WHAT IS BEING ASKED:
Go through the entries below and retype them exactly, omitting each picture.
-- start of DATASET RECORDS --
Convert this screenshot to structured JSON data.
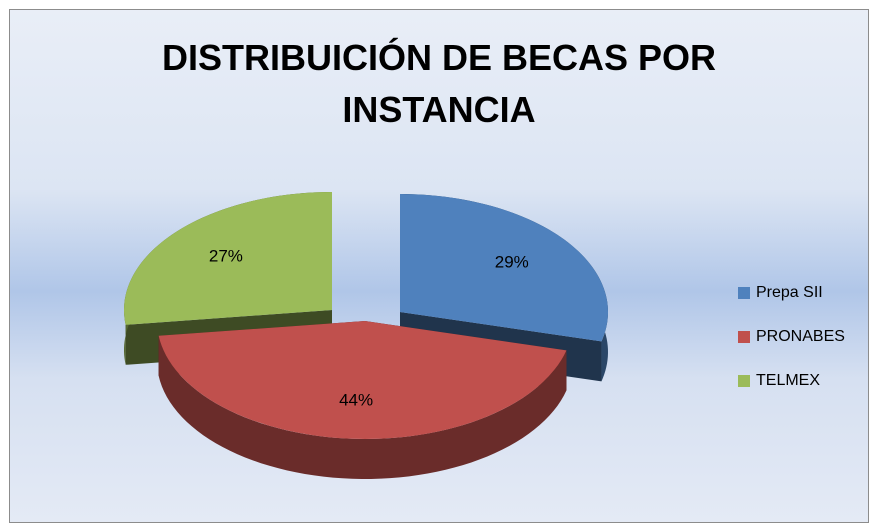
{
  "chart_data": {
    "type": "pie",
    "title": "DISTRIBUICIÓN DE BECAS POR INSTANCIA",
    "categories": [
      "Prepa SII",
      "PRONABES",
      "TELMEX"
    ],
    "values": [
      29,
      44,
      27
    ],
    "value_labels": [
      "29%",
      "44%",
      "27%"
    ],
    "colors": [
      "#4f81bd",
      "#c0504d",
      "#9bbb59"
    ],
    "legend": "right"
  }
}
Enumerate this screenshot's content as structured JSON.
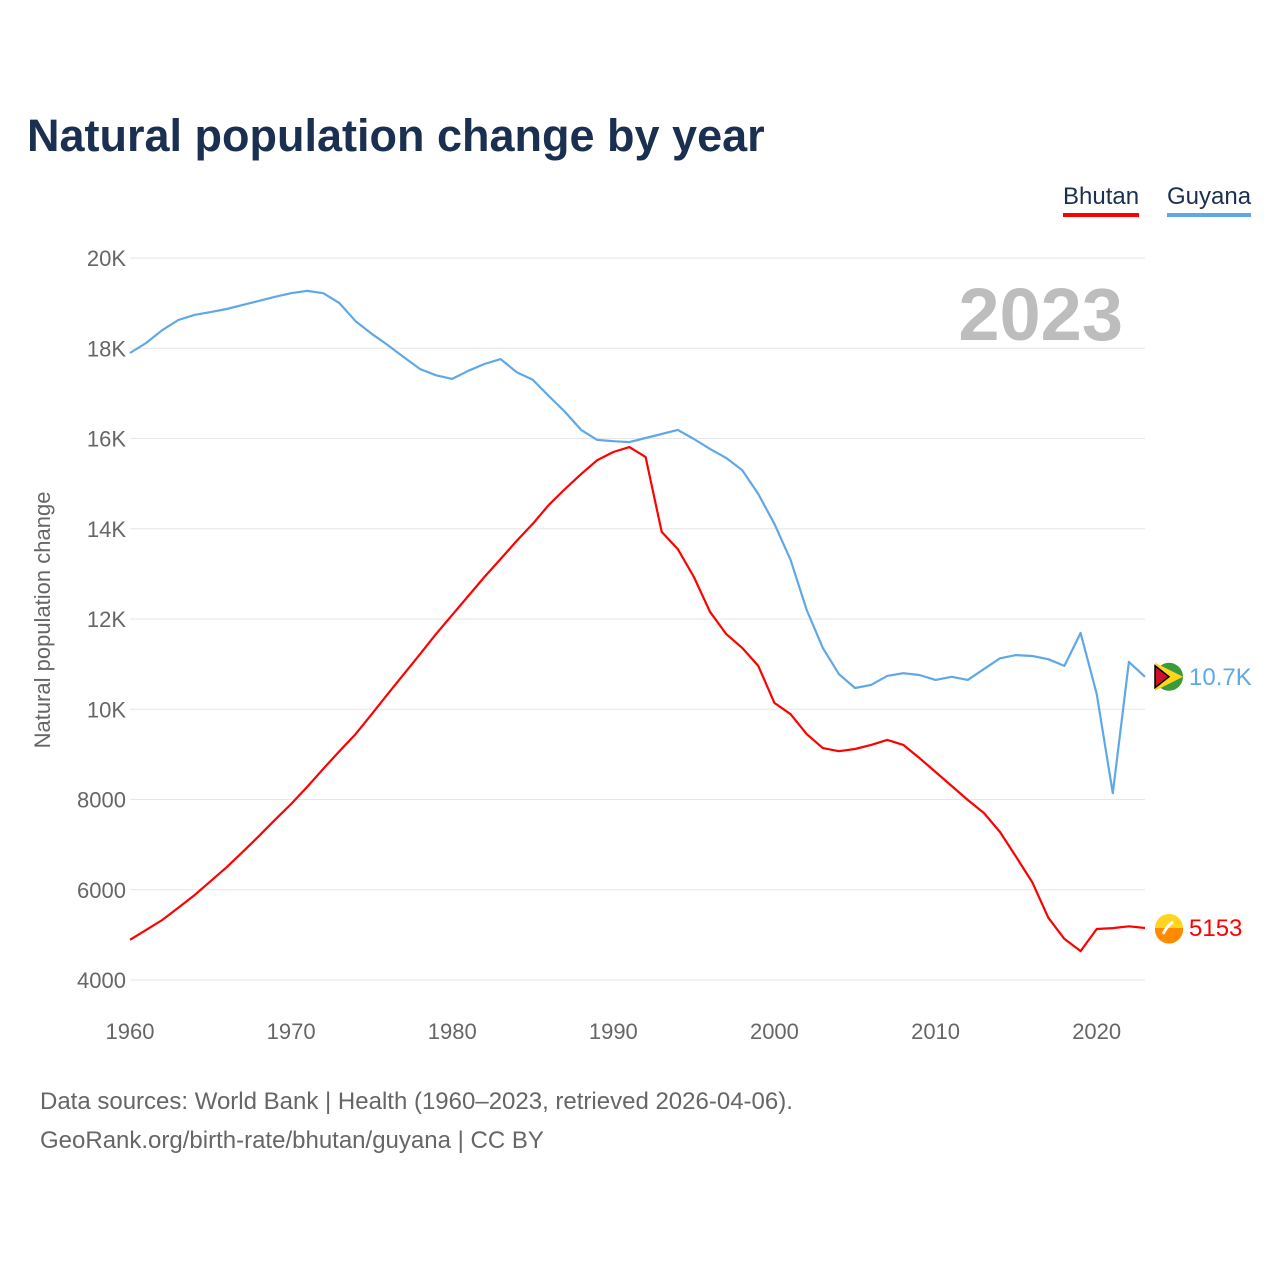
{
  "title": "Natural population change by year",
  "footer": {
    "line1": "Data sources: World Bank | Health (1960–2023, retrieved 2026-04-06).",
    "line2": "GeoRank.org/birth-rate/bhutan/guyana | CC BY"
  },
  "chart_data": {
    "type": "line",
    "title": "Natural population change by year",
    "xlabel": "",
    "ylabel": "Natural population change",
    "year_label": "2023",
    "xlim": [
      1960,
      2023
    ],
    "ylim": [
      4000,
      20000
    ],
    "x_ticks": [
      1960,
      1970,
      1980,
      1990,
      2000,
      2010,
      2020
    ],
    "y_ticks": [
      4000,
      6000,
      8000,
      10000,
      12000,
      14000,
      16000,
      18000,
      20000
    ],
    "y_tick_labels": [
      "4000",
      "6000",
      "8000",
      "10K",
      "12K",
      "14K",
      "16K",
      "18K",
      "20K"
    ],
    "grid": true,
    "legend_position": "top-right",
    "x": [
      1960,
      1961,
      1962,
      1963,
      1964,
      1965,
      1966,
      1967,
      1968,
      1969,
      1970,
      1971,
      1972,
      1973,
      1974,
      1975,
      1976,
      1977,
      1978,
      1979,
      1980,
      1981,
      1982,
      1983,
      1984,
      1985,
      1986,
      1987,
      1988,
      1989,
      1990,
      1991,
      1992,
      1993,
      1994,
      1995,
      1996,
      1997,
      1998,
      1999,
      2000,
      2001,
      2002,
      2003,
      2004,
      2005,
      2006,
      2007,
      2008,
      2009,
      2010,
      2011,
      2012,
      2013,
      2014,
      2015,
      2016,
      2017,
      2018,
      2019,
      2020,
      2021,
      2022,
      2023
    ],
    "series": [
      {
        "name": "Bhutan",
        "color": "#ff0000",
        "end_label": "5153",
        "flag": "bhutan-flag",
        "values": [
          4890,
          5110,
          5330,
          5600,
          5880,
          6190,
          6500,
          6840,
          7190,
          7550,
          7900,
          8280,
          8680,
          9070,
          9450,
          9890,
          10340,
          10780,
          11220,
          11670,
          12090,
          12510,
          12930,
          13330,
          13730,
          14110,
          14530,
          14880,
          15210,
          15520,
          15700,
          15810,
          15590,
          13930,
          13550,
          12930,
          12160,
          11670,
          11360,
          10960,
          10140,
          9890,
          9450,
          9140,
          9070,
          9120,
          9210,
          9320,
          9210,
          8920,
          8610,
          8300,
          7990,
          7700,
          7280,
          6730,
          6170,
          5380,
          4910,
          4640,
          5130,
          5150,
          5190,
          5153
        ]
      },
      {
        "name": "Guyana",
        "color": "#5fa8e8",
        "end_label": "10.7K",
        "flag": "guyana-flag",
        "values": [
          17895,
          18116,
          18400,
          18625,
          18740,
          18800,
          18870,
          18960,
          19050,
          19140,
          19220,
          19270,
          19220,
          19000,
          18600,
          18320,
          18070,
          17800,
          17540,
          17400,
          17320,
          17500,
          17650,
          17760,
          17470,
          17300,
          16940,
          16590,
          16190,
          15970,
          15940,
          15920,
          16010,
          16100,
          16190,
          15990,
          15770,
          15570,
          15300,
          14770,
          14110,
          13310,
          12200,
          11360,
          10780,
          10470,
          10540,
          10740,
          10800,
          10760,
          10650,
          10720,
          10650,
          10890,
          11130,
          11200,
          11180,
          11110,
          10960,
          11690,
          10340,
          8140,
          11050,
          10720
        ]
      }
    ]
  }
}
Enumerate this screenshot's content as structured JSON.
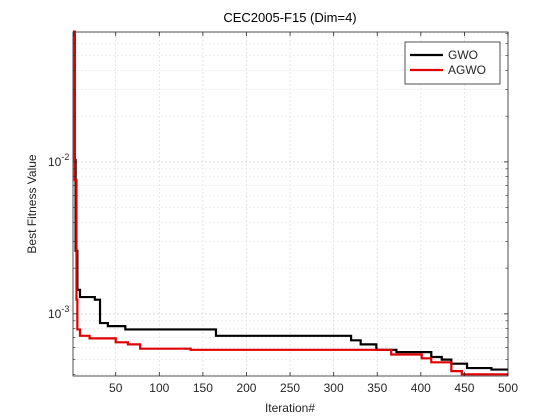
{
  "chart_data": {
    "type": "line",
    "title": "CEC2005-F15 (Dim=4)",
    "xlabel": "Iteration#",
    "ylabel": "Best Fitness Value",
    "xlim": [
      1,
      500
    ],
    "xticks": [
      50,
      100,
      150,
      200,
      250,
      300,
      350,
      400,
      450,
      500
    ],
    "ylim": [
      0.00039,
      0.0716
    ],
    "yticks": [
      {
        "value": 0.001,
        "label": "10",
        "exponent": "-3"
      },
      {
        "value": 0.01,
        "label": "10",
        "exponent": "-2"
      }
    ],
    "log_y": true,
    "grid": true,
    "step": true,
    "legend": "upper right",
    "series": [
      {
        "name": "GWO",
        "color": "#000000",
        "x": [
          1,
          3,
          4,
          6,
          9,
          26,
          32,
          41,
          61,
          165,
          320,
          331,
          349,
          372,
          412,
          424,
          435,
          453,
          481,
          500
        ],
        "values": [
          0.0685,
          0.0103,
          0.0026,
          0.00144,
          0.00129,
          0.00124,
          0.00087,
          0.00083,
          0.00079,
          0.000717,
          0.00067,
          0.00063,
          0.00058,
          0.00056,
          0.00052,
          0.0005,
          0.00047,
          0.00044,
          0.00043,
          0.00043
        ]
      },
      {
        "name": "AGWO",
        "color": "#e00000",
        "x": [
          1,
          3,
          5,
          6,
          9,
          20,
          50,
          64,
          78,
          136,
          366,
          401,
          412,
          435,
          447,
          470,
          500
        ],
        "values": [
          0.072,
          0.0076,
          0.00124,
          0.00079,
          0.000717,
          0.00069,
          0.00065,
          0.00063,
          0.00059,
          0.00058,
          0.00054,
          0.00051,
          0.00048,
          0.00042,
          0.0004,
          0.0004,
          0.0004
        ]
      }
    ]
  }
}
-- end of DATASET RECORDS --
CORRECT RESULT:
Convert this screenshot to structured JSON data.
{
  "chart_data": {
    "type": "pie",
    "title": "DISTRIBUICIÓN DE BECAS POR INSTANCIA",
    "categories": [
      "Prepa SII",
      "PRONABES",
      "TELMEX"
    ],
    "values": [
      29,
      44,
      27
    ],
    "value_labels": [
      "29%",
      "44%",
      "27%"
    ],
    "colors": [
      "#4f81bd",
      "#c0504d",
      "#9bbb59"
    ],
    "legend": "right"
  }
}
Enumerate this screenshot's content as structured JSON.
{
  "title": "Natural population change by year",
  "footer": {
    "line1": "Data sources: World Bank | Health (1960–2023, retrieved 2026-04-06).",
    "line2": "GeoRank.org/birth-rate/bhutan/guyana | CC BY"
  },
  "chart_data": {
    "type": "line",
    "title": "Natural population change by year",
    "xlabel": "",
    "ylabel": "Natural population change",
    "year_label": "2023",
    "xlim": [
      1960,
      2023
    ],
    "ylim": [
      4000,
      20000
    ],
    "x_ticks": [
      1960,
      1970,
      1980,
      1990,
      2000,
      2010,
      2020
    ],
    "y_ticks": [
      4000,
      6000,
      8000,
      10000,
      12000,
      14000,
      16000,
      18000,
      20000
    ],
    "y_tick_labels": [
      "4000",
      "6000",
      "8000",
      "10K",
      "12K",
      "14K",
      "16K",
      "18K",
      "20K"
    ],
    "grid": true,
    "legend_position": "top-right",
    "x": [
      1960,
      1961,
      1962,
      1963,
      1964,
      1965,
      1966,
      1967,
      1968,
      1969,
      1970,
      1971,
      1972,
      1973,
      1974,
      1975,
      1976,
      1977,
      1978,
      1979,
      1980,
      1981,
      1982,
      1983,
      1984,
      1985,
      1986,
      1987,
      1988,
      1989,
      1990,
      1991,
      1992,
      1993,
      1994,
      1995,
      1996,
      1997,
      1998,
      1999,
      2000,
      2001,
      2002,
      2003,
      2004,
      2005,
      2006,
      2007,
      2008,
      2009,
      2010,
      2011,
      2012,
      2013,
      2014,
      2015,
      2016,
      2017,
      2018,
      2019,
      2020,
      2021,
      2022,
      2023
    ],
    "series": [
      {
        "name": "Bhutan",
        "color": "#ff0000",
        "end_label": "5153",
        "flag": "bhutan-flag",
        "values": [
          4890,
          5110,
          5330,
          5600,
          5880,
          6190,
          6500,
          6840,
          7190,
          7550,
          7900,
          8280,
          8680,
          9070,
          9450,
          9890,
          10340,
          10780,
          11220,
          11670,
          12090,
          12510,
          12930,
          13330,
          13730,
          14110,
          14530,
          14880,
          15210,
          15520,
          15700,
          15810,
          15590,
          13930,
          13550,
          12930,
          12160,
          11670,
          11360,
          10960,
          10140,
          9890,
          9450,
          9140,
          9070,
          9120,
          9210,
          9320,
          9210,
          8920,
          8610,
          8300,
          7990,
          7700,
          7280,
          6730,
          6170,
          5380,
          4910,
          4640,
          5130,
          5150,
          5190,
          5153
        ]
      },
      {
        "name": "Guyana",
        "color": "#5fa8e8",
        "end_label": "10.7K",
        "flag": "guyana-flag",
        "values": [
          17895,
          18116,
          18400,
          18625,
          18740,
          18800,
          18870,
          18960,
          19050,
          19140,
          19220,
          19270,
          19220,
          19000,
          18600,
          18320,
          18070,
          17800,
          17540,
          17400,
          17320,
          17500,
          17650,
          17760,
          17470,
          17300,
          16940,
          16590,
          16190,
          15970,
          15940,
          15920,
          16010,
          16100,
          16190,
          15990,
          15770,
          15570,
          15300,
          14770,
          14110,
          13310,
          12200,
          11360,
          10780,
          10470,
          10540,
          10740,
          10800,
          10760,
          10650,
          10720,
          10650,
          10890,
          11130,
          11200,
          11180,
          11110,
          10960,
          11690,
          10340,
          8140,
          11050,
          10720
        ]
      }
    ]
  }
}
Enumerate this screenshot's content as structured JSON.
{
  "chart_data": {
    "type": "line",
    "title": "CEC2005-F15 (Dim=4)",
    "xlabel": "Iteration#",
    "ylabel": "Best Fitness Value",
    "xlim": [
      1,
      500
    ],
    "xticks": [
      50,
      100,
      150,
      200,
      250,
      300,
      350,
      400,
      450,
      500
    ],
    "ylim": [
      0.00039,
      0.0716
    ],
    "yticks": [
      {
        "value": 0.001,
        "label": "10",
        "exponent": "-3"
      },
      {
        "value": 0.01,
        "label": "10",
        "exponent": "-2"
      }
    ],
    "log_y": true,
    "grid": true,
    "step": true,
    "legend": "upper right",
    "series": [
      {
        "name": "GWO",
        "color": "#000000",
        "x": [
          1,
          3,
          4,
          6,
          9,
          26,
          32,
          41,
          61,
          165,
          320,
          331,
          349,
          372,
          412,
          424,
          435,
          453,
          481,
          500
        ],
        "values": [
          0.0685,
          0.0103,
          0.0026,
          0.00144,
          0.00129,
          0.00124,
          0.00087,
          0.00083,
          0.00079,
          0.000717,
          0.00067,
          0.00063,
          0.00058,
          0.00056,
          0.00052,
          0.0005,
          0.00047,
          0.00044,
          0.00043,
          0.00043
        ]
      },
      {
        "name": "AGWO",
        "color": "#e00000",
        "x": [
          1,
          3,
          5,
          6,
          9,
          20,
          50,
          64,
          78,
          136,
          366,
          401,
          412,
          435,
          447,
          470,
          500
        ],
        "values": [
          0.072,
          0.0076,
          0.00124,
          0.00079,
          0.000717,
          0.00069,
          0.00065,
          0.00063,
          0.00059,
          0.00058,
          0.00054,
          0.00051,
          0.00048,
          0.00042,
          0.0004,
          0.0004,
          0.0004
        ]
      }
    ]
  }
}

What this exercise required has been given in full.